__GOAL OF THE EXERCISE__. Rewrite every line of the items below, changing each "teollisuus" to "industry" and keeping everything else unchanged. Omit the pictures.

--- start ---

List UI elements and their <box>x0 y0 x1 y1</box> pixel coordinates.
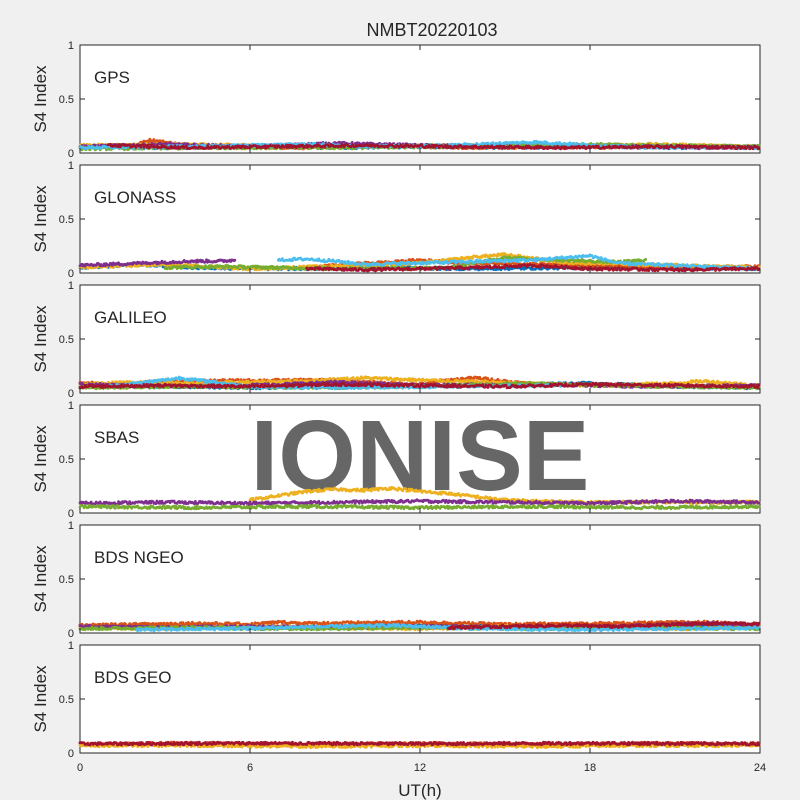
figure-title: NMBT20220103 <box>366 20 497 40</box>
panel-label: GPS <box>94 68 130 87</box>
data-point <box>128 143 132 147</box>
data-point <box>451 142 454 146</box>
y-tick-label: 0 <box>68 148 74 160</box>
panel-gps: 0 0.5 1 S4 Index GPS <box>31 40 761 160</box>
data-point <box>184 144 188 148</box>
plot-area <box>79 164 761 274</box>
data-point <box>146 143 150 147</box>
data-point <box>603 143 607 146</box>
data-point <box>497 146 501 150</box>
plot-area <box>79 44 761 154</box>
data-point <box>350 141 354 144</box>
y-tick-label: 1 <box>68 40 74 52</box>
y-axis-title: S4 Index <box>31 65 50 133</box>
y-tick-label: 0.5 <box>59 94 74 106</box>
data-point <box>323 145 327 149</box>
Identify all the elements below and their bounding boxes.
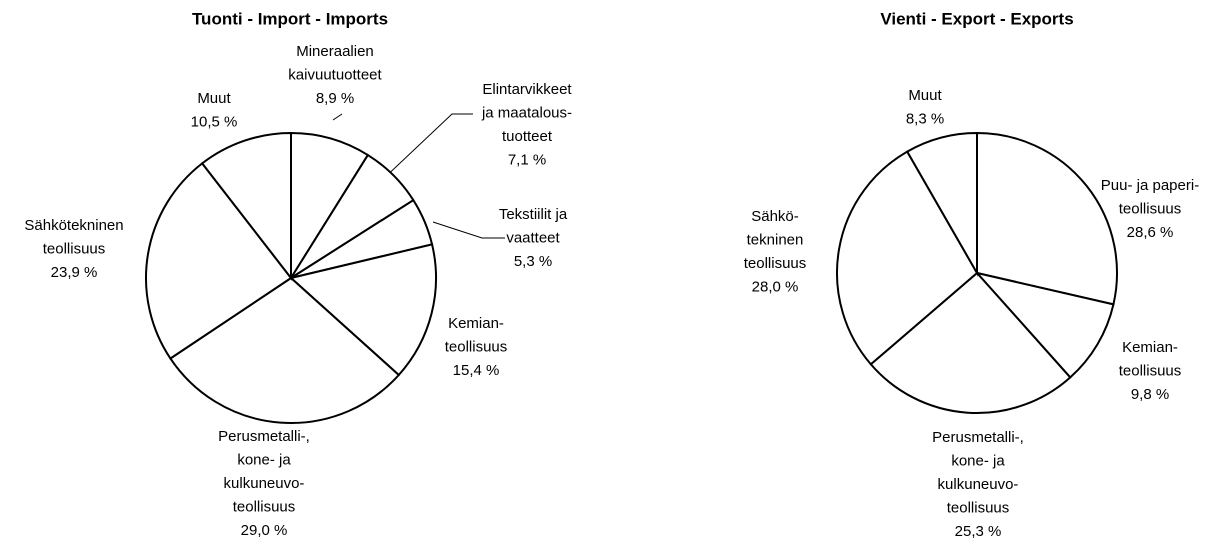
- value-label: 29,0 %: [241, 522, 288, 539]
- slice-label: vaatteet: [506, 229, 560, 246]
- leader-line: [332, 113, 343, 121]
- slice-label: Sähkötekninen: [24, 217, 123, 234]
- value-label: 8,3 %: [906, 110, 944, 127]
- value-label: 9,8 %: [1131, 386, 1169, 403]
- pie-slice: [200, 131, 292, 281]
- slice-label: kaivuutuotteet: [288, 66, 382, 83]
- slice-label: kone- ja: [951, 452, 1005, 469]
- slice-label: Kemian-: [448, 315, 504, 332]
- slice-label: Mineraalien: [296, 43, 374, 60]
- slice-label: teollisuus: [1119, 200, 1182, 217]
- slice-label: kulkuneuvo-: [224, 475, 305, 492]
- pie-slice: [145, 161, 293, 360]
- pie-slice: [869, 271, 1072, 414]
- value-label: 10,5 %: [191, 113, 238, 130]
- slice-label: teollisuus: [445, 338, 508, 355]
- value-label: 28,0 %: [752, 278, 799, 295]
- chart-title: Vienti - Export - Exports: [880, 9, 1073, 28]
- pie-slice: [288, 243, 437, 377]
- value-label: 28,6 %: [1127, 224, 1174, 241]
- slice-label: Puu- ja paperi-: [1101, 177, 1199, 194]
- slice-label: teollisuus: [233, 498, 296, 515]
- slice-label: Tekstiilit ja: [499, 206, 568, 223]
- leader-line: [379, 113, 473, 183]
- value-label: 7,1 %: [508, 151, 546, 168]
- leader-line: [432, 221, 505, 239]
- pie-slice: [836, 150, 979, 366]
- slice-label: Kemian-: [1122, 339, 1178, 356]
- value-label: 25,3 %: [955, 523, 1002, 540]
- slice-label: tekninen: [747, 231, 804, 248]
- value-label: 5,3 %: [514, 253, 552, 270]
- slice-label: Muut: [197, 90, 231, 107]
- value-label: 8,9 %: [316, 90, 354, 107]
- pie-slice: [974, 271, 1115, 379]
- slice-label: teollisuus: [43, 240, 106, 257]
- slice-label: Sähkö-: [751, 208, 799, 225]
- value-label: 15,4 %: [453, 362, 500, 379]
- slice-label: kulkuneuvo-: [938, 476, 1019, 493]
- slice-label: Perusmetalli-,: [218, 428, 310, 445]
- slice-label: ja maatalous-: [481, 104, 572, 121]
- pie-slice: [976, 131, 1118, 306]
- value-label: 23,9 %: [51, 264, 98, 281]
- slice-label: kone- ja: [237, 451, 291, 468]
- slice-label: Elintarvikkeet: [482, 81, 572, 98]
- slice-label: teollisuus: [1119, 362, 1182, 379]
- pie-slice: [905, 131, 978, 277]
- slice-label: Perusmetalli-,: [932, 429, 1024, 446]
- pie-slice: [290, 131, 370, 282]
- pie-slice: [169, 276, 401, 424]
- slice-label: tuotteet: [502, 128, 553, 145]
- slice-label: Muut: [908, 87, 942, 104]
- slice-label: teollisuus: [744, 255, 807, 272]
- chart-title: Tuonti - Import - Imports: [192, 9, 388, 28]
- slice-label: teollisuus: [947, 499, 1010, 516]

--- end ---

__REPLY TO THE EXERCISE__.
List UI elements and their <box>x0 y0 x1 y1</box> pixel coordinates.
figure-title: NMBT20220103 <box>366 20 497 40</box>
panel-label: GPS <box>94 68 130 87</box>
data-point <box>128 143 132 147</box>
data-point <box>451 142 454 146</box>
y-tick-label: 0 <box>68 148 74 160</box>
panel-gps: 0 0.5 1 S4 Index GPS <box>31 40 761 160</box>
data-point <box>184 144 188 148</box>
plot-area <box>79 164 761 274</box>
data-point <box>146 143 150 147</box>
data-point <box>603 143 607 146</box>
data-point <box>497 146 501 150</box>
plot-area <box>79 44 761 154</box>
data-point <box>350 141 354 144</box>
y-tick-label: 1 <box>68 40 74 52</box>
y-axis-title: S4 Index <box>31 65 50 133</box>
y-tick-label: 0.5 <box>59 94 74 106</box>
data-point <box>323 145 327 149</box>
Identify all the elements below and their bounding boxes.
- value-label: 29,0 %: [241, 522, 288, 539]
- slice-label: vaatteet: [506, 229, 560, 246]
- leader-line: [332, 113, 343, 121]
- slice-label: Sähkötekninen: [24, 217, 123, 234]
- value-label: 8,3 %: [906, 110, 944, 127]
- value-label: 9,8 %: [1131, 386, 1169, 403]
- pie-slice: [200, 131, 292, 281]
- slice-label: kaivuutuotteet: [288, 66, 382, 83]
- slice-label: kone- ja: [951, 452, 1005, 469]
- slice-label: Kemian-: [448, 315, 504, 332]
- slice-label: Mineraalien: [296, 43, 374, 60]
- slice-label: industry: [1119, 200, 1182, 217]
- slice-label: kulkuneuvo-: [224, 475, 305, 492]
- pie-slice: [145, 161, 293, 360]
- pie-slice: [869, 271, 1072, 414]
- value-label: 10,5 %: [191, 113, 238, 130]
- slice-label: industry: [445, 338, 508, 355]
- value-label: 28,0 %: [752, 278, 799, 295]
- chart-title: Vienti - Export - Exports: [880, 9, 1073, 28]
- pie-slice: [288, 243, 437, 377]
- value-label: 28,6 %: [1127, 224, 1174, 241]
- slice-label: Puu- ja paperi-: [1101, 177, 1199, 194]
- slice-label: industry: [233, 498, 296, 515]
- slice-label: Tekstiilit ja: [499, 206, 568, 223]
- leader-line: [379, 113, 473, 183]
- value-label: 7,1 %: [508, 151, 546, 168]
- leader-line: [432, 221, 505, 239]
- pie-slice: [836, 150, 979, 366]
- slice-label: Kemian-: [1122, 339, 1178, 356]
- value-label: 25,3 %: [955, 523, 1002, 540]
- slice-label: tekninen: [747, 231, 804, 248]
- value-label: 5,3 %: [514, 253, 552, 270]
- slice-label: Muut: [197, 90, 231, 107]
- value-label: 8,9 %: [316, 90, 354, 107]
- pie-slice: [974, 271, 1115, 379]
- slice-label: industry: [43, 240, 106, 257]
- slice-label: Sähkö-: [751, 208, 799, 225]
- value-label: 15,4 %: [453, 362, 500, 379]
- slice-label: kulkuneuvo-: [938, 476, 1019, 493]
- slice-label: Perusmetalli-,: [218, 428, 310, 445]
- slice-label: ja maatalous-: [481, 104, 572, 121]
- pie-slice: [976, 131, 1118, 306]
- value-label: 23,9 %: [51, 264, 98, 281]
- slice-label: kone- ja: [237, 451, 291, 468]
- slice-label: Elintarvikkeet: [482, 81, 572, 98]
- slice-label: industry: [1119, 362, 1182, 379]
- pie-slice: [905, 131, 978, 277]
- slice-label: Perusmetalli-,: [932, 429, 1024, 446]
- pie-slice: [290, 131, 370, 282]
- pie-slice: [169, 276, 401, 424]
- slice-label: tuotteet: [502, 128, 553, 145]
- slice-label: Muut: [908, 87, 942, 104]
- slice-label: industry: [744, 255, 807, 272]
- chart-title: Tuonti - Import - Imports: [192, 9, 388, 28]
- slice-label: industry: [947, 499, 1010, 516]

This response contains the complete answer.